Extract the full listing verbatim and drop any pictures from your copy.

::::

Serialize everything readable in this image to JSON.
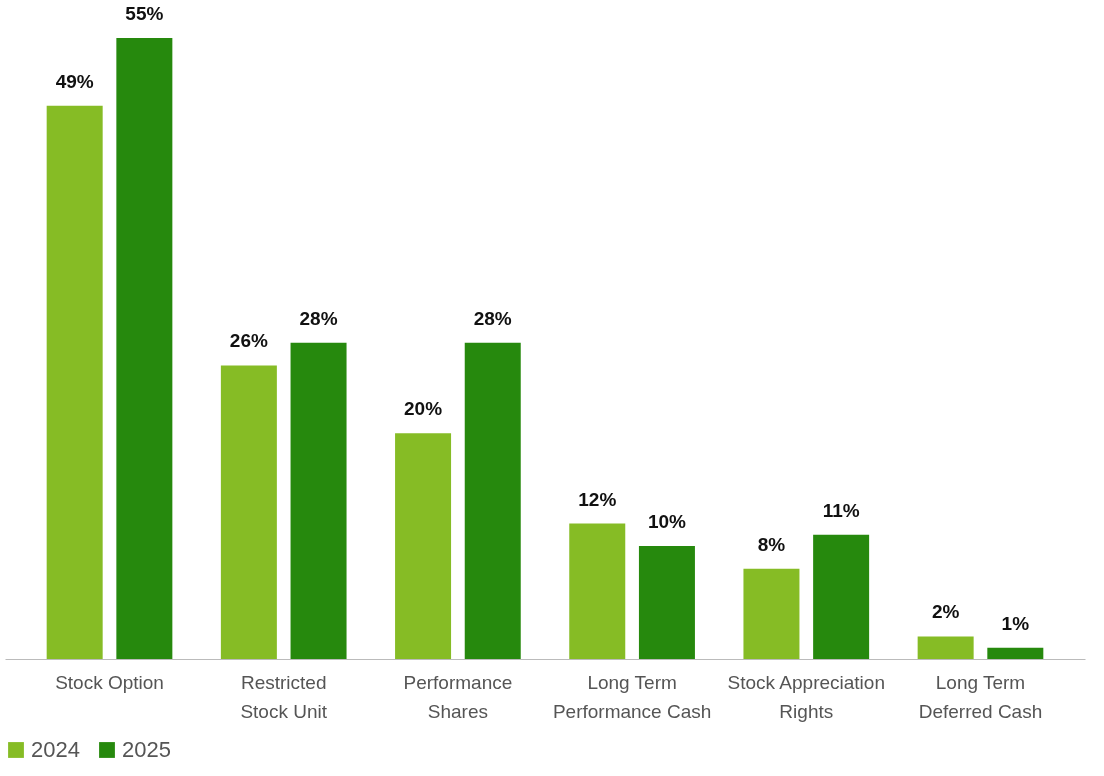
{
  "chart_data": {
    "type": "bar",
    "categories": [
      "Stock Option",
      "Restricted Stock Unit",
      "Performance Shares",
      "Long Term Performance Cash",
      "Stock Appreciation Rights",
      "Long Term Deferred Cash"
    ],
    "series": [
      {
        "name": "2024",
        "color": "#86bc25",
        "values": [
          49,
          26,
          20,
          12,
          8,
          2
        ],
        "value_labels": [
          "49%",
          "26%",
          "20%",
          "12%",
          "8%",
          "2%"
        ]
      },
      {
        "name": "2025",
        "color": "#26890d",
        "values": [
          55,
          28,
          28,
          10,
          11,
          1
        ],
        "value_labels": [
          "55%",
          "28%",
          "28%",
          "10%",
          "11%",
          "1%"
        ]
      }
    ],
    "legend": "bottom"
  }
}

::::

- [RESPONSE TO THIS TASK]:
Serialize everything readable in this image to JSON.
{
  "chart_data": {
    "type": "bar",
    "categories": [
      "Stock Option",
      "Restricted Stock Unit",
      "Performance Shares",
      "Long Term Performance Cash",
      "Stock Appreciation Rights",
      "Long Term Deferred Cash"
    ],
    "series": [
      {
        "name": "2024",
        "color": "#86bc25",
        "values": [
          49,
          26,
          20,
          12,
          8,
          2
        ],
        "value_labels": [
          "49%",
          "26%",
          "20%",
          "12%",
          "8%",
          "2%"
        ]
      },
      {
        "name": "2025",
        "color": "#26890d",
        "values": [
          55,
          28,
          28,
          10,
          11,
          1
        ],
        "value_labels": [
          "55%",
          "28%",
          "28%",
          "10%",
          "11%",
          "1%"
        ]
      }
    ],
    "legend": "bottom"
  }
}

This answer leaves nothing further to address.